[BEGIN DATA SUPPLIED]

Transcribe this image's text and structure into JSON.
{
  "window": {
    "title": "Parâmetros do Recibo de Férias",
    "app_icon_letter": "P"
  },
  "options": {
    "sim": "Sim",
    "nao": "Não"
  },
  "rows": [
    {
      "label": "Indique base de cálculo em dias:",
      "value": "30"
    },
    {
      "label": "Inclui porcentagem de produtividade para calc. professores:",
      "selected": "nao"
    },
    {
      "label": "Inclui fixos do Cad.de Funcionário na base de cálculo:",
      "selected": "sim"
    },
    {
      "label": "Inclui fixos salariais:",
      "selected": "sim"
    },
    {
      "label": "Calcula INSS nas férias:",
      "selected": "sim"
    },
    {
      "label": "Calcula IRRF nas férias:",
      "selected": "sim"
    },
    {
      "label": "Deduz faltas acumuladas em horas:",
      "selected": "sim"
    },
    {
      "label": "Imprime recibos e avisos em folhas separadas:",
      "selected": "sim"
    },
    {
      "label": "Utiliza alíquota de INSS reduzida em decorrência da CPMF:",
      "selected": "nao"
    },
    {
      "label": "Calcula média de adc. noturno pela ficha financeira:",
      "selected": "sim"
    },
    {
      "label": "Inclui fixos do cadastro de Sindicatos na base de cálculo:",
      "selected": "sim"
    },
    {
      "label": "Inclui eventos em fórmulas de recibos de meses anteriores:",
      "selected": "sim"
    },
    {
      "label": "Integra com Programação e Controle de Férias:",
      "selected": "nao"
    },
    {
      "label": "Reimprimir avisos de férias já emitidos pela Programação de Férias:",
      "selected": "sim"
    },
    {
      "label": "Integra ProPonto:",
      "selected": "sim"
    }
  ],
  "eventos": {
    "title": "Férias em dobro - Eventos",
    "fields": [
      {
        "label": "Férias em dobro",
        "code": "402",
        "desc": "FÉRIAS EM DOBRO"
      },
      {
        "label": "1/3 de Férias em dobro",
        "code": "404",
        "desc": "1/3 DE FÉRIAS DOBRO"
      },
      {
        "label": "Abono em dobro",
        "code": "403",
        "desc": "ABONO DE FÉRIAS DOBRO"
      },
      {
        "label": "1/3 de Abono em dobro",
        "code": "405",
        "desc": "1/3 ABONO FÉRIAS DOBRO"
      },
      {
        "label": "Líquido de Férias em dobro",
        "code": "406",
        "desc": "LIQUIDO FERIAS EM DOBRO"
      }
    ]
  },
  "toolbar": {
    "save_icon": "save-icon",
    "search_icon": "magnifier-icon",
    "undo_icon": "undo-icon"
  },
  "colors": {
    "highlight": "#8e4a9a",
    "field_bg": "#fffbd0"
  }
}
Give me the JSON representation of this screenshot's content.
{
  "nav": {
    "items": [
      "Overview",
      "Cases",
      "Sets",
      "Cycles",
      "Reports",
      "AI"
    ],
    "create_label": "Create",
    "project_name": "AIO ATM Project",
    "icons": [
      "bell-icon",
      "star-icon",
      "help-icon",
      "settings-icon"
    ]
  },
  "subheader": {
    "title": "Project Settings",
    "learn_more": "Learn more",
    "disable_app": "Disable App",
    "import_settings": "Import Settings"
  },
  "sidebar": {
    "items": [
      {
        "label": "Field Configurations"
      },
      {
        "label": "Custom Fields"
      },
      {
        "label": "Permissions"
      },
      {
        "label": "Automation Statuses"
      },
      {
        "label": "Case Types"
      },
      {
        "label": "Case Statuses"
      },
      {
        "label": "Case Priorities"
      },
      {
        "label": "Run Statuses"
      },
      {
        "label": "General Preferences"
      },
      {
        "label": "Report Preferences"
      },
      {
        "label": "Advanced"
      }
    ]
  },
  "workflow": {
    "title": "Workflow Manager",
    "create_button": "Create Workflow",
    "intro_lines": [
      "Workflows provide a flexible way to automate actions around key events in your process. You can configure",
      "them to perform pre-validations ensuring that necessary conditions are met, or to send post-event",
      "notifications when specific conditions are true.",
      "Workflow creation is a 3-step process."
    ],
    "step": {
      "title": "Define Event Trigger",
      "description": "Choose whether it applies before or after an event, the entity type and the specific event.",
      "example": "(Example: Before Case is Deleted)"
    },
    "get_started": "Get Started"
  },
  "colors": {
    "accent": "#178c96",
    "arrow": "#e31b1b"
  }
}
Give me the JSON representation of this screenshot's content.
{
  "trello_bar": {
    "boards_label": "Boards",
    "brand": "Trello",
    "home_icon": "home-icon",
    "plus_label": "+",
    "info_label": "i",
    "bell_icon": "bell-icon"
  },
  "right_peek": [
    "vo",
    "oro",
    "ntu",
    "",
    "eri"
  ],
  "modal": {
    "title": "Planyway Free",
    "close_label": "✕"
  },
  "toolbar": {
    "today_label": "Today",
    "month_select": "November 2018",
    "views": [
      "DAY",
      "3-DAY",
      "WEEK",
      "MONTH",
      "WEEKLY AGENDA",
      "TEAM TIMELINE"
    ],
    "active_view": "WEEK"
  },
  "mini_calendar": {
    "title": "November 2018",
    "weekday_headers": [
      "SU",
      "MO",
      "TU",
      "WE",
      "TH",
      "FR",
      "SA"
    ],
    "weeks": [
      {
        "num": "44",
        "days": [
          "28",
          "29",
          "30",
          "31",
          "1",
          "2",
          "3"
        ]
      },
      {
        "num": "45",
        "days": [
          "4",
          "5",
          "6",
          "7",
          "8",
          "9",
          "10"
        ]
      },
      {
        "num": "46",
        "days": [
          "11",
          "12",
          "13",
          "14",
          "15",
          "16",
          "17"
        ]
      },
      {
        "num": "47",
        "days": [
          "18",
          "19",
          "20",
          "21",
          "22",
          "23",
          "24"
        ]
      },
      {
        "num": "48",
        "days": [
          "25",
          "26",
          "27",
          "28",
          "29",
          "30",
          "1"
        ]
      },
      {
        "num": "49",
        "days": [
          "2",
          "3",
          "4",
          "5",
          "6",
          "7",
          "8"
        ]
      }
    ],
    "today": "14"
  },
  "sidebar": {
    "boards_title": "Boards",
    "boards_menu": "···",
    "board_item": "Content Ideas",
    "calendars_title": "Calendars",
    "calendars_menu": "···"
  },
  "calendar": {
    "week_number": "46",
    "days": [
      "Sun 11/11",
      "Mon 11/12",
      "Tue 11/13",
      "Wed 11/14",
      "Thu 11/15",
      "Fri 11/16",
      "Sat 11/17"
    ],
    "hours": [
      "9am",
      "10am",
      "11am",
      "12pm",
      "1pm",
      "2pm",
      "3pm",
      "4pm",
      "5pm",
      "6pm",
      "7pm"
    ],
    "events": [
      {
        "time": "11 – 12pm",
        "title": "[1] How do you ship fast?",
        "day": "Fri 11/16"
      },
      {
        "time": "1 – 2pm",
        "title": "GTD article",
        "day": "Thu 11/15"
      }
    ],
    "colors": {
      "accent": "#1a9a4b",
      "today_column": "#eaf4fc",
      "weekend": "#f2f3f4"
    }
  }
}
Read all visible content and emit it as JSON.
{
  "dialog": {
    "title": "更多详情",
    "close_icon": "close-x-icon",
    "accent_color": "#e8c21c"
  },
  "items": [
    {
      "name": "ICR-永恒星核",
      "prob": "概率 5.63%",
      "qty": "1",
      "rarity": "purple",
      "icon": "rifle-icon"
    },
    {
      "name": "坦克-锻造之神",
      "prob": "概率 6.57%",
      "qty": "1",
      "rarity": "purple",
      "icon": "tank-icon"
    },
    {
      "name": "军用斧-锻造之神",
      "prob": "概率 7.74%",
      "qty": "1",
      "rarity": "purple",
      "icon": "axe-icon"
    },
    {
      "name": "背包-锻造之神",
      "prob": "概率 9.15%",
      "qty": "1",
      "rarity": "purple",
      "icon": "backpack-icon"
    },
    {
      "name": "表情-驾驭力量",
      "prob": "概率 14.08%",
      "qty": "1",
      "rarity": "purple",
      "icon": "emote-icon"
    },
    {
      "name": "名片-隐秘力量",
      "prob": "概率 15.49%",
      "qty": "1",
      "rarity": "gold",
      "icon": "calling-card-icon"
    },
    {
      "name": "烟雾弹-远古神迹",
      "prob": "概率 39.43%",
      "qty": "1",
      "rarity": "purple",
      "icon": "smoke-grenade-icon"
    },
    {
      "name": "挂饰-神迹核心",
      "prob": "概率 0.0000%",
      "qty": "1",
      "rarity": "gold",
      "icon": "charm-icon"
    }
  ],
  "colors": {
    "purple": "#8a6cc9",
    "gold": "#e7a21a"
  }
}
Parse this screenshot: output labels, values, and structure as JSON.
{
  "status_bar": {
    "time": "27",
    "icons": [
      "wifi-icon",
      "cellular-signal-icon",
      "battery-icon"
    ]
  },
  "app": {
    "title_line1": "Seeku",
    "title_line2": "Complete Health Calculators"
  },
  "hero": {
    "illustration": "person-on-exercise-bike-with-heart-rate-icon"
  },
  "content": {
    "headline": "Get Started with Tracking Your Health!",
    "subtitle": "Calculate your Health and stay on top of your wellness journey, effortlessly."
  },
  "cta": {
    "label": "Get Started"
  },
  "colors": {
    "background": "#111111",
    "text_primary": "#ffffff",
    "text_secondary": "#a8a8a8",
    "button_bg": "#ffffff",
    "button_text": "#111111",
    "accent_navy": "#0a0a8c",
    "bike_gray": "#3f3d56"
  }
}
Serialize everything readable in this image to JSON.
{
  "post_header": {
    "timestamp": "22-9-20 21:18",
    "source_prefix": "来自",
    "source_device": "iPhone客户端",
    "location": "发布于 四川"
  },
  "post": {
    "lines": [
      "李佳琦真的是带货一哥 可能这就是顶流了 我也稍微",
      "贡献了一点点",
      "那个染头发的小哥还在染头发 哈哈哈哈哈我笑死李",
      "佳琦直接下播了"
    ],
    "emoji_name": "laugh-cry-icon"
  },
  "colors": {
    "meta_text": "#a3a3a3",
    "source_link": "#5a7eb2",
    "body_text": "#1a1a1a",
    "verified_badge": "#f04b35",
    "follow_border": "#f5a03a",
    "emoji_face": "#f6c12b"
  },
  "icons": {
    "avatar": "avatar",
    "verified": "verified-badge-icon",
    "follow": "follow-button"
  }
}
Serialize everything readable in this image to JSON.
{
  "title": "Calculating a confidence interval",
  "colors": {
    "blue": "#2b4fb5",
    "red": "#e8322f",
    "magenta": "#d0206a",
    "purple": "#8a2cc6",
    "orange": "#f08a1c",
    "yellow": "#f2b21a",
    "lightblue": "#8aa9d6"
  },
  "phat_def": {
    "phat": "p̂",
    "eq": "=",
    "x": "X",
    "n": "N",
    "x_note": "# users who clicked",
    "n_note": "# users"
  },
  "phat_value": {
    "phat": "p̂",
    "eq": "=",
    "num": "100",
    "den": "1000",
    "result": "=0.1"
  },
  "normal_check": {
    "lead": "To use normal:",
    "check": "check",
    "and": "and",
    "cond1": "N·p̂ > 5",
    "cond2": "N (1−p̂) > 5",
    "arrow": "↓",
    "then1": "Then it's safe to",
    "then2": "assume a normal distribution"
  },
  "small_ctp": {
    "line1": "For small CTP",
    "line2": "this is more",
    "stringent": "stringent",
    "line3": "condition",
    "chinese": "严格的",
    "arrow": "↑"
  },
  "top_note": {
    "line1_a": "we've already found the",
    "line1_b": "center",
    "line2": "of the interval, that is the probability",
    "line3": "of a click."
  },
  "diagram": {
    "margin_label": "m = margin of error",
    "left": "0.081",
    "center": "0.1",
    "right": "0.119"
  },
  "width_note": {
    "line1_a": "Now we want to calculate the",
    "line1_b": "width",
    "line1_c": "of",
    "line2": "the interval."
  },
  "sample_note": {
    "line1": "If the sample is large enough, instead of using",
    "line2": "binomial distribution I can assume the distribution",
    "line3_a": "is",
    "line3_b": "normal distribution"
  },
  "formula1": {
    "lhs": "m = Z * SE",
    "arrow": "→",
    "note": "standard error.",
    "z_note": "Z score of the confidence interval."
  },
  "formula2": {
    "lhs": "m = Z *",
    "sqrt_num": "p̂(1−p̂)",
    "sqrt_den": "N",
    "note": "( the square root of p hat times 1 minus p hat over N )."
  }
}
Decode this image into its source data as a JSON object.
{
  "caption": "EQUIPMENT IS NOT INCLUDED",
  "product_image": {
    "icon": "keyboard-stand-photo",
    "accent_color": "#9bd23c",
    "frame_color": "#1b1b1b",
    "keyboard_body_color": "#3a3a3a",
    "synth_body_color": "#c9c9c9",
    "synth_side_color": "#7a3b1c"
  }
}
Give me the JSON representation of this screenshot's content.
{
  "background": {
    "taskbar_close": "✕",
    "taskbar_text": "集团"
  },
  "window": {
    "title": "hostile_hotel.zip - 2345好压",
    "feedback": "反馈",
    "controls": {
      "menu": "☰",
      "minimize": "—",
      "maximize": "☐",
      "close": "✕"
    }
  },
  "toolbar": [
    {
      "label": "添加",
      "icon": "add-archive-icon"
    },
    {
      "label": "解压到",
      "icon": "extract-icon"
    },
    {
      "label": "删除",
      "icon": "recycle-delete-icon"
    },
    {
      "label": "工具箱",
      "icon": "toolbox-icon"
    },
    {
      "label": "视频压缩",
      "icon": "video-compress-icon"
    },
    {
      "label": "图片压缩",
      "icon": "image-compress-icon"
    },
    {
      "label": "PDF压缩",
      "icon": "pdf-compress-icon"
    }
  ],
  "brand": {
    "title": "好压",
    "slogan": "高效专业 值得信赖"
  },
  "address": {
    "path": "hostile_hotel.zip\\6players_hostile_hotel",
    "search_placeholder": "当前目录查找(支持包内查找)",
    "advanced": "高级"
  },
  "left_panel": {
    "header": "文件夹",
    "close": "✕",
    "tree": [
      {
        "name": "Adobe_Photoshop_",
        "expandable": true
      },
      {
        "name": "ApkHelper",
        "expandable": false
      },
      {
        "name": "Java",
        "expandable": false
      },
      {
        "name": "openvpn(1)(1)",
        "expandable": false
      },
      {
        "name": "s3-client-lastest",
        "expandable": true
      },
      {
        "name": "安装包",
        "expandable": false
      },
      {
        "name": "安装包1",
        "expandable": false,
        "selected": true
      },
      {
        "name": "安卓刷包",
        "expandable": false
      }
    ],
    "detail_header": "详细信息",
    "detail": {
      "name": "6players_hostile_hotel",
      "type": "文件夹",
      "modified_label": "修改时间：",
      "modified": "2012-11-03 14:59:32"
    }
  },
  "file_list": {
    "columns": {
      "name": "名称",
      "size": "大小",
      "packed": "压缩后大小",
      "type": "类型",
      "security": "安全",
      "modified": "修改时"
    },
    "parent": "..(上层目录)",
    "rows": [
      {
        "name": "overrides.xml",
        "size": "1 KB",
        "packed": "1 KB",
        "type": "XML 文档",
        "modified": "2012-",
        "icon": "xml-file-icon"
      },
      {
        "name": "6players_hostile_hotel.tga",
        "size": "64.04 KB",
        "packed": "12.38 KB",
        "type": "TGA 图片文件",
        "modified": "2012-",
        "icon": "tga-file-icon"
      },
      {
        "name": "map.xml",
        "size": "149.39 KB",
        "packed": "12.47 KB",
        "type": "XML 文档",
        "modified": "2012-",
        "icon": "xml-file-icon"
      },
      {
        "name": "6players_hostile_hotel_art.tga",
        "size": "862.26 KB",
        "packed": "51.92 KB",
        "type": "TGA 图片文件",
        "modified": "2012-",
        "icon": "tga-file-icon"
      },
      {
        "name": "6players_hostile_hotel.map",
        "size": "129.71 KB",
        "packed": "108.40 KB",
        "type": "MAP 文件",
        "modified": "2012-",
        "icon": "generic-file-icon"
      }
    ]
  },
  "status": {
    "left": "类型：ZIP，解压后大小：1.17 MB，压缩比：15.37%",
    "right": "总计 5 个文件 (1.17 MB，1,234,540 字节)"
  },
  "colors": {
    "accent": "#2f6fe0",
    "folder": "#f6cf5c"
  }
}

[END DATA SUPPLIED]

### YOUR GOAL:
Only a number is wanted: how many lines contain the word "packed"?

### FULL RESPONSE:
6